## [WHAT NEEDS TO BE DONE]
In the listing that follows, how many lines contain the string "adapter"? Provide only the number.

(Dataset items)
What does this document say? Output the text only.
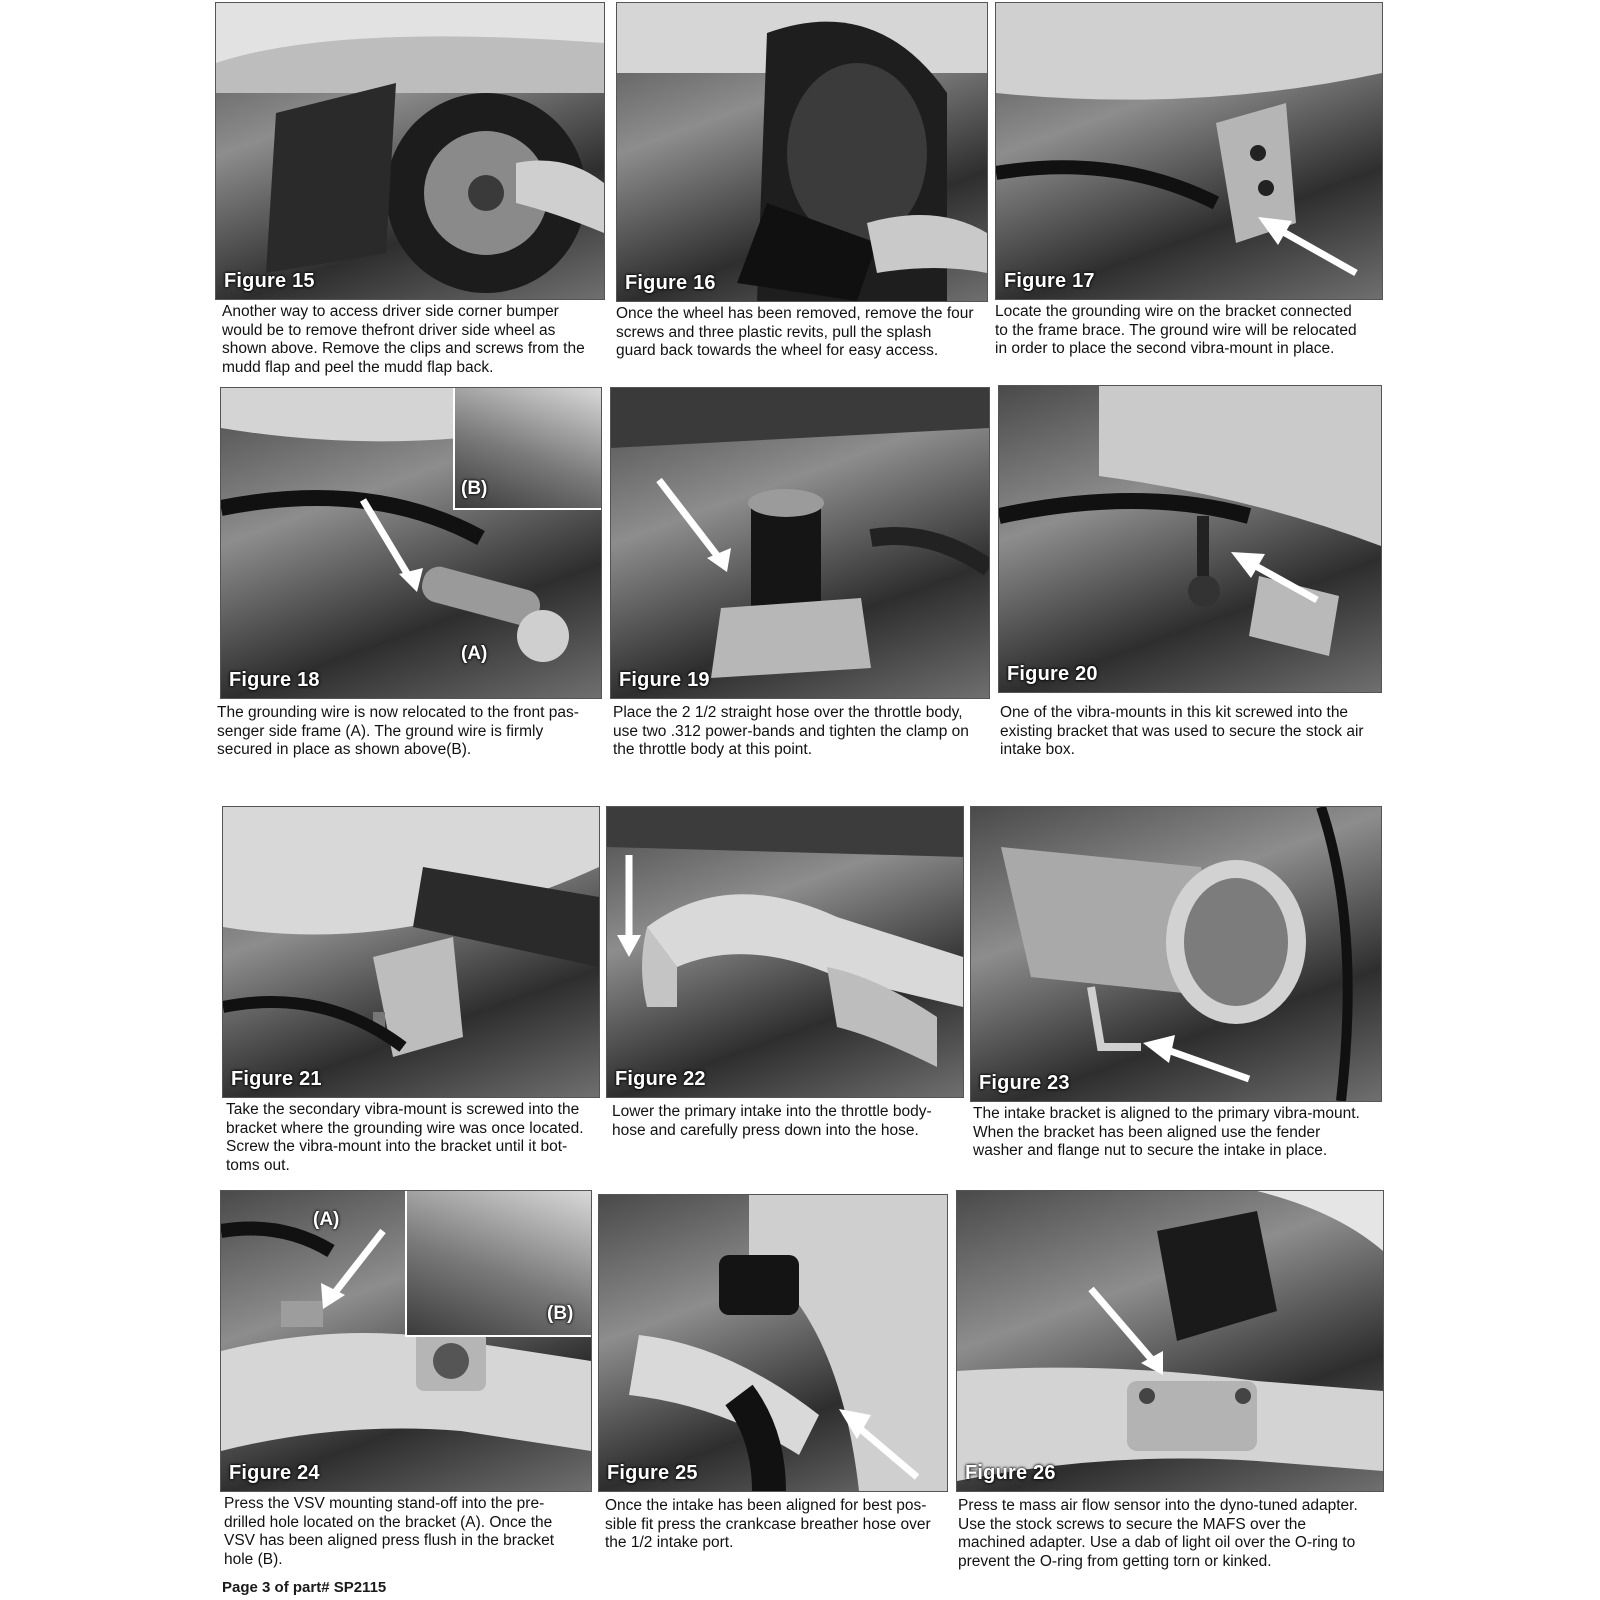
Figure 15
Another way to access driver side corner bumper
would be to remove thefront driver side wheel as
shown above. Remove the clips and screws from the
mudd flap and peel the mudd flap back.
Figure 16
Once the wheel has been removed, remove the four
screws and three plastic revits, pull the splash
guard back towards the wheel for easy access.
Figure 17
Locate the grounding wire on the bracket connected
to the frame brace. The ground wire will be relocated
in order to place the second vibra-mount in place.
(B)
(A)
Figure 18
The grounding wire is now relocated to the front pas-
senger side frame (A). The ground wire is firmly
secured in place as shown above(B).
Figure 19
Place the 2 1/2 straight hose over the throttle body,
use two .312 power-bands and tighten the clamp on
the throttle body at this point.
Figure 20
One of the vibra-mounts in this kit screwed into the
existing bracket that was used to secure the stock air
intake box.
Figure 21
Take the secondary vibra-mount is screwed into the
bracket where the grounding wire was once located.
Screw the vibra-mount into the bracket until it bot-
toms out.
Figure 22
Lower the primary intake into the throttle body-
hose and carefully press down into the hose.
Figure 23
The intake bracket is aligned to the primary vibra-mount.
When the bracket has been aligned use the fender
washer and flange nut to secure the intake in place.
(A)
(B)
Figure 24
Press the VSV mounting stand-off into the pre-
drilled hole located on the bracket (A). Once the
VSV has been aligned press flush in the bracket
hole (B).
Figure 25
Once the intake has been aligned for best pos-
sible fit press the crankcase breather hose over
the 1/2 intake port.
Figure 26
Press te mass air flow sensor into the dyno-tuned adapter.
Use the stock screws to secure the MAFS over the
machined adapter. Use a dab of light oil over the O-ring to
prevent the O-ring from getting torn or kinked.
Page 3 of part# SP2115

==

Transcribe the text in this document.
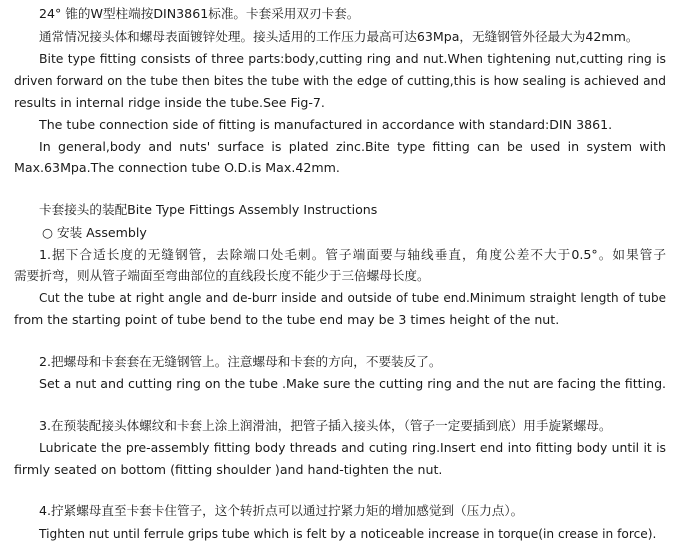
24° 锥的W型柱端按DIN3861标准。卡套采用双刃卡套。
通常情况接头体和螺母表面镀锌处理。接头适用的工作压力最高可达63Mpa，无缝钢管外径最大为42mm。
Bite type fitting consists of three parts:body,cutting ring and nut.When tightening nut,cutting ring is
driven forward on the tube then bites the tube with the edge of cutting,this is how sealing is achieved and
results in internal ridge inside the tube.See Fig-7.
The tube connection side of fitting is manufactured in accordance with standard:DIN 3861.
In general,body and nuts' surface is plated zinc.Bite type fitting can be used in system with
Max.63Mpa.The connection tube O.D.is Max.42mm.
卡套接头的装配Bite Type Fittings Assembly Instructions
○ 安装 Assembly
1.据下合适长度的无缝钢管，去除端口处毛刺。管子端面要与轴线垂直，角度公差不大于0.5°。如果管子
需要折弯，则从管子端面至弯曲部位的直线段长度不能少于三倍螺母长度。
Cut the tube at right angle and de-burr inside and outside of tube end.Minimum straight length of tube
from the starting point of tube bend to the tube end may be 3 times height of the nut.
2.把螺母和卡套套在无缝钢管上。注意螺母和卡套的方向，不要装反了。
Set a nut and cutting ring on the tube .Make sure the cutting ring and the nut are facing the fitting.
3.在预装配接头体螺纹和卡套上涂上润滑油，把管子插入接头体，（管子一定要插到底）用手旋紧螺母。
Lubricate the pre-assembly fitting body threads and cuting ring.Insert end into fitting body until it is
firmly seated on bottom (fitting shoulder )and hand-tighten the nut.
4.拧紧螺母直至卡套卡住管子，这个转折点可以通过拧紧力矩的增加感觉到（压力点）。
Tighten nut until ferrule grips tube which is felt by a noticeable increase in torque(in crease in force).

## [ANSWER TO THE PROBLEM]
2